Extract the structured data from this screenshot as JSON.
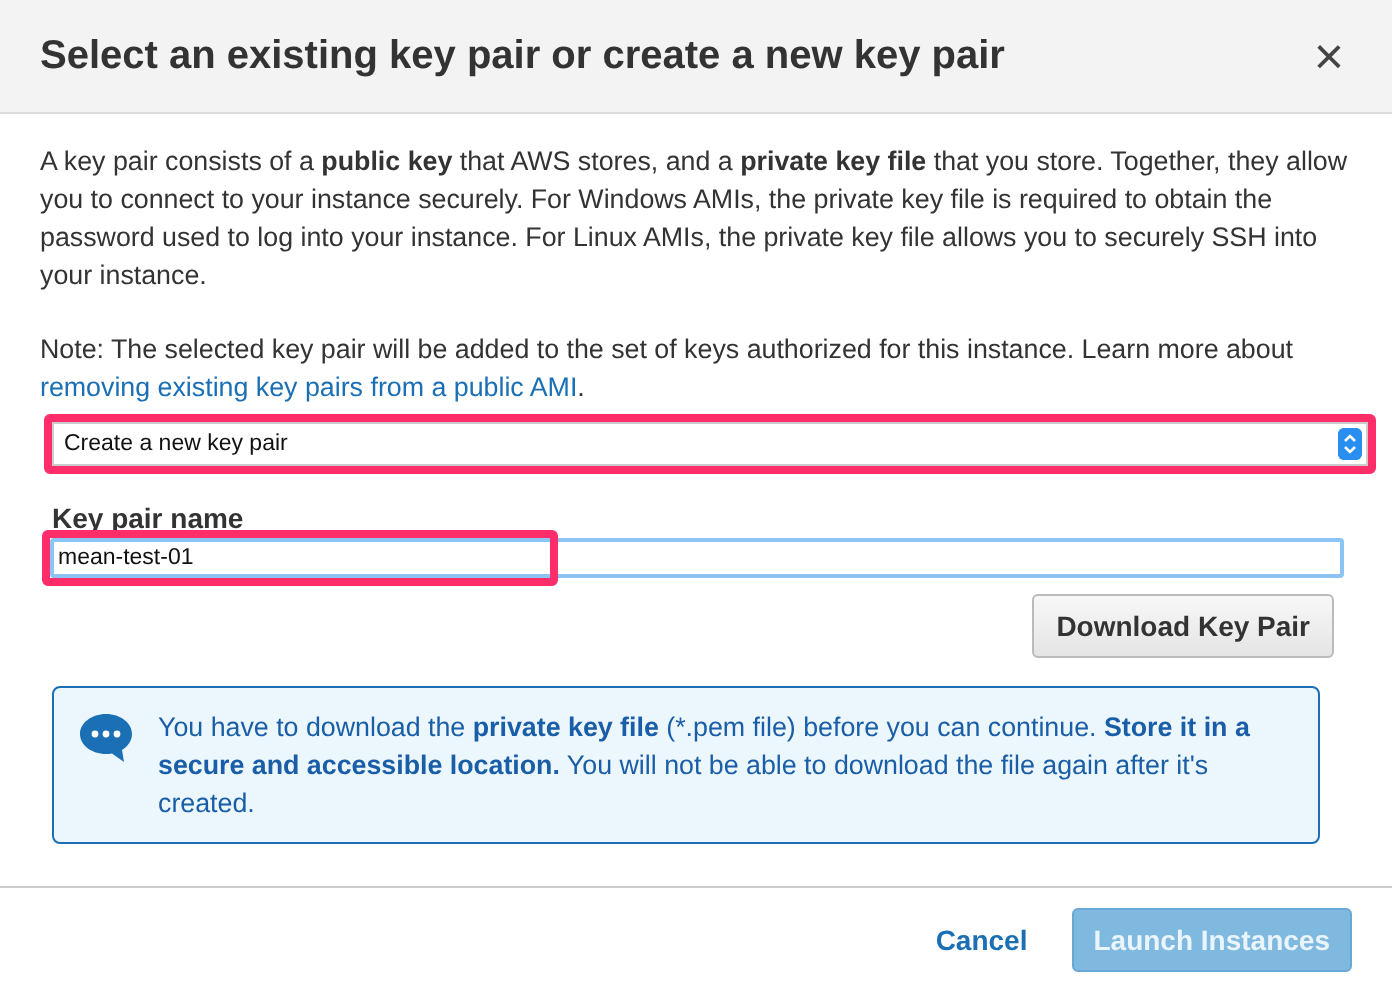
{
  "dialog": {
    "title": "Select an existing key pair or create a new key pair",
    "close": "×"
  },
  "description": "A key pair consists of a **public key** that AWS stores, and a **private key file** that you store. Together, they allow you to connect to your instance securely. For Windows AMIs, the private key file is required to obtain the password used to log into your instance. For Linux AMIs, the private key file allows you to securely SSH into your instance.",
  "note": {
    "text": "Note: The selected key pair will be added to the set of keys authorized for this instance. Learn more about",
    "link": "removing existing key pairs from a public AMI",
    "after": "."
  },
  "key_pair_select": {
    "value": "Create a new key pair",
    "highlighted": true
  },
  "key_pair_name": {
    "label": "Key pair name",
    "value": "mean-test-01",
    "highlighted": true
  },
  "download_button": {
    "label": "Download Key Pair"
  },
  "info": "You have to download the **private key file** (*.pem file) before you can continue. **Store it in a secure and accessible location.** You will not be able to download the file again after it's created.",
  "footer": {
    "cancel": "Cancel",
    "launch": {
      "label": "Launch Instances",
      "disabled": true
    }
  }
}
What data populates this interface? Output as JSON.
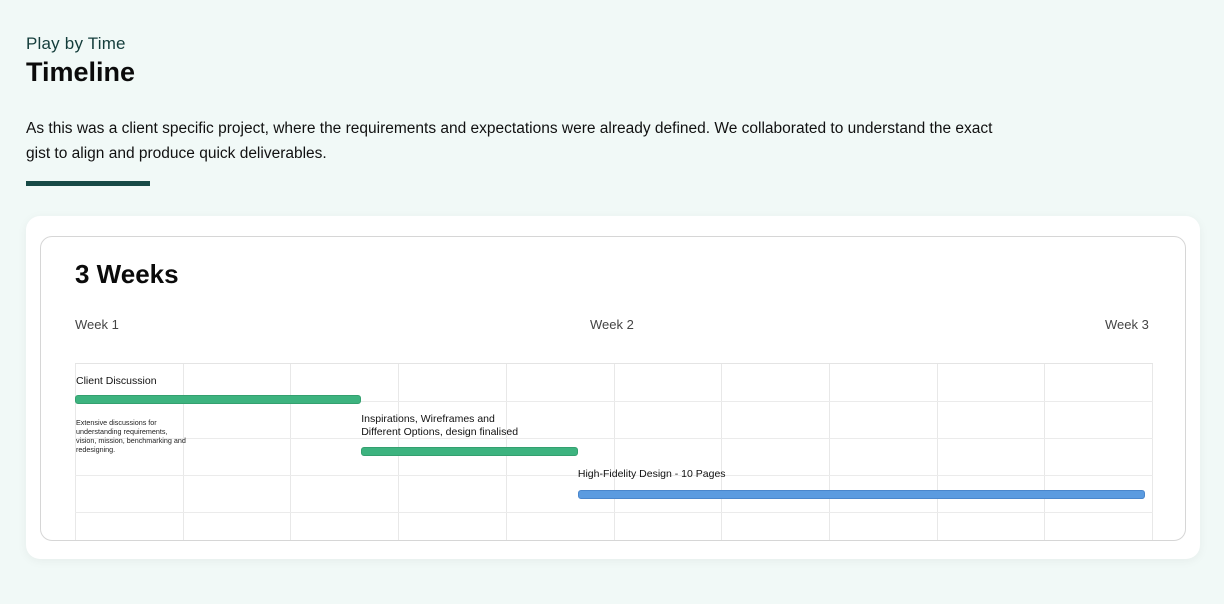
{
  "header": {
    "eyebrow": "Play by Time",
    "title": "Timeline",
    "description": "As this was a client specific project, where the requirements and expectations were already defined. We collaborated to understand the exact gist to align and produce quick deliverables."
  },
  "colors": {
    "accent": "#174a46",
    "green": "#3db37f",
    "blue": "#5b9be0"
  },
  "chart_data": {
    "type": "gantt",
    "title": "3 Weeks",
    "x_axis": [
      "Week 1",
      "Week 2",
      "Week 3"
    ],
    "xlim": [
      1,
      3
    ],
    "tasks": [
      {
        "name": "Client Discussion",
        "description": "Extensive discussions for understanding requirements, vision, mission,  benchmarking and redesigning.",
        "start": 1.0,
        "end": 1.535,
        "color": "#3db37f"
      },
      {
        "name": "Inspirations, Wireframes and Different Options, design finalised",
        "name_lines": [
          "Inspirations, Wireframes and",
          "Different Options, design finalised"
        ],
        "start": 1.535,
        "end": 1.94,
        "color": "#3db37f"
      },
      {
        "name": "High-Fidelity Design - 10 Pages",
        "start": 1.94,
        "end": 3.0,
        "color": "#5b9be0"
      }
    ]
  }
}
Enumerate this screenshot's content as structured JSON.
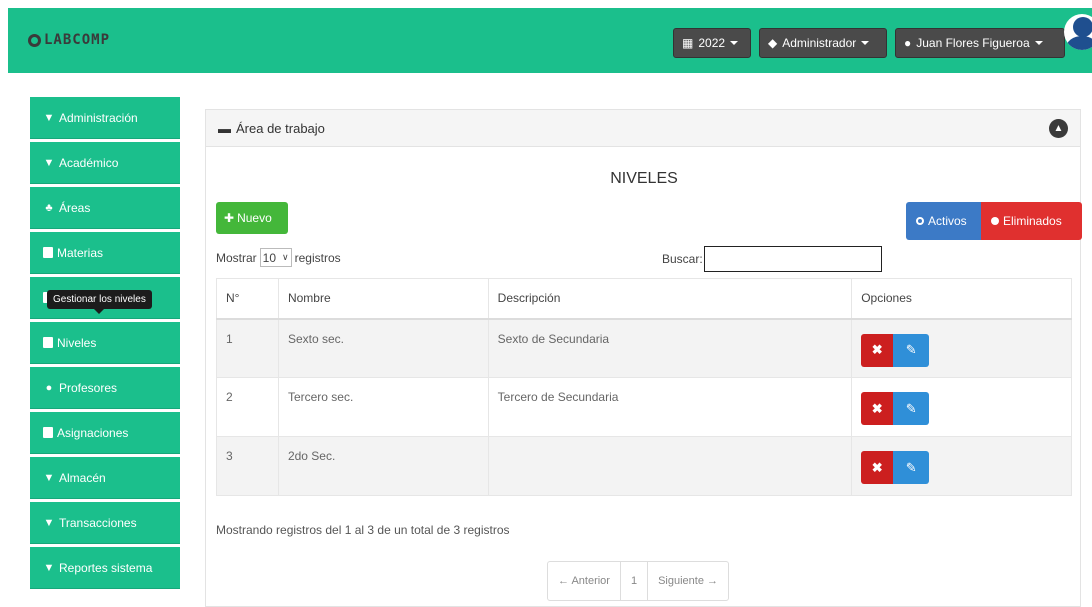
{
  "topbar": {
    "brand": "LABCOMP",
    "year_label": "2022",
    "role_label": "Administrador",
    "user_label": "Juan Flores Figueroa"
  },
  "sidebar": {
    "items": [
      {
        "label": "Administración",
        "icon": "chevron-down-icon"
      },
      {
        "label": "Académico",
        "icon": "chevron-down-icon"
      },
      {
        "label": "Áreas",
        "icon": "users-icon"
      },
      {
        "label": "Materias",
        "icon": "book-icon"
      },
      {
        "label": "",
        "icon": "list-icon"
      },
      {
        "label": "Niveles",
        "icon": "bookmark-icon"
      },
      {
        "label": "Profesores",
        "icon": "user-icon"
      },
      {
        "label": "Asignaciones",
        "icon": "calendar-icon"
      },
      {
        "label": "Almacén",
        "icon": "chevron-down-icon"
      },
      {
        "label": "Transacciones",
        "icon": "chevron-down-icon"
      },
      {
        "label": "Reportes sistema",
        "icon": "chevron-down-icon"
      }
    ],
    "tooltip": "Gestionar los niveles"
  },
  "panel": {
    "header": "Área de trabajo",
    "title": "NIVELES",
    "new_button": "Nuevo",
    "activos_label": "Activos",
    "eliminados_label": "Eliminados",
    "show_prefix": "Mostrar",
    "show_value": "10",
    "show_suffix": "registros",
    "search_label": "Buscar:",
    "search_value": ""
  },
  "table": {
    "headers": [
      "N°",
      "Nombre",
      "Descripción",
      "Opciones"
    ],
    "rows": [
      {
        "n": "1",
        "nombre": "Sexto sec.",
        "descripcion": "Sexto de Secundaria"
      },
      {
        "n": "2",
        "nombre": "Tercero sec.",
        "descripcion": "Tercero de Secundaria"
      },
      {
        "n": "3",
        "nombre": "2do Sec.",
        "descripcion": ""
      }
    ]
  },
  "footer": {
    "info": "Mostrando registros del 1 al 3 de un total de 3 registros",
    "prev": "← Anterior",
    "page": "1",
    "next": "Siguiente →"
  },
  "colors": {
    "accent": "#1bbf8c",
    "dark_button": "#4a4a4a",
    "new_green": "#44b73a",
    "activos_blue": "#3c7ac6",
    "eliminados_red": "#e0302f"
  }
}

----------------

__Exercise details__: Filter out every line that lacks the word "after", and copy the rest.

__Response__:
    "after": "."
  "info": "You have to download the **private key file** (*.pem file) before you can continue. **Store it in a secure and accessible location.** You will not be able to download the file again after it's created.",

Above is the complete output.